─── Materials provided ───

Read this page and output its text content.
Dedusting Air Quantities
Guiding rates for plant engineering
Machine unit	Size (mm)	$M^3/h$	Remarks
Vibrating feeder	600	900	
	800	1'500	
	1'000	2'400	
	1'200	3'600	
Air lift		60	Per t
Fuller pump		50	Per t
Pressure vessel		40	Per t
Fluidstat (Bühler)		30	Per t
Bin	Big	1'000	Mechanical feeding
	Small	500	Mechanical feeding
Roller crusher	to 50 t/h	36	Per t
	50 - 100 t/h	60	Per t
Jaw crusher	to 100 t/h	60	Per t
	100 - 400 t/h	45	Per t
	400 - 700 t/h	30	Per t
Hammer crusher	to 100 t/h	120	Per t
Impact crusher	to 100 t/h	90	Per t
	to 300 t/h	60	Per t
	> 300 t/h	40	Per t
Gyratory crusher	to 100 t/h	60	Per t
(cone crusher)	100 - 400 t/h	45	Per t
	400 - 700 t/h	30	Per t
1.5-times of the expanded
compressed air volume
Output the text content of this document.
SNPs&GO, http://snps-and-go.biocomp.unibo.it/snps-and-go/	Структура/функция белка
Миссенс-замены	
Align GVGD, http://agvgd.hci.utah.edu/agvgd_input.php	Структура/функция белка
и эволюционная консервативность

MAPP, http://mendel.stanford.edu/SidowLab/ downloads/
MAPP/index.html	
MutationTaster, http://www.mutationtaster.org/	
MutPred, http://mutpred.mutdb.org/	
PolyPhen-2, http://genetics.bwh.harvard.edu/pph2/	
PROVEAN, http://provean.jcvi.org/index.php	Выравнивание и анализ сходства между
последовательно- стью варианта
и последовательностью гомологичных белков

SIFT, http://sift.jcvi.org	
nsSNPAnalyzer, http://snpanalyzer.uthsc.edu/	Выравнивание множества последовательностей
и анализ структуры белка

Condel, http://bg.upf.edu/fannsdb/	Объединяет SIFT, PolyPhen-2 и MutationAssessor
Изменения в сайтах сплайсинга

───

▶ What needs to be done: Report all lines of the data above that include the string "Структура".

▶ Correct answer:
SNPs&GO, http://snps-and-go.biocomp.unibo.it/snps-and-go/	Структура/функция белка
Align GVGD, http://agvgd.hci.utah.edu/agvgd_input.php	Структура/функция белка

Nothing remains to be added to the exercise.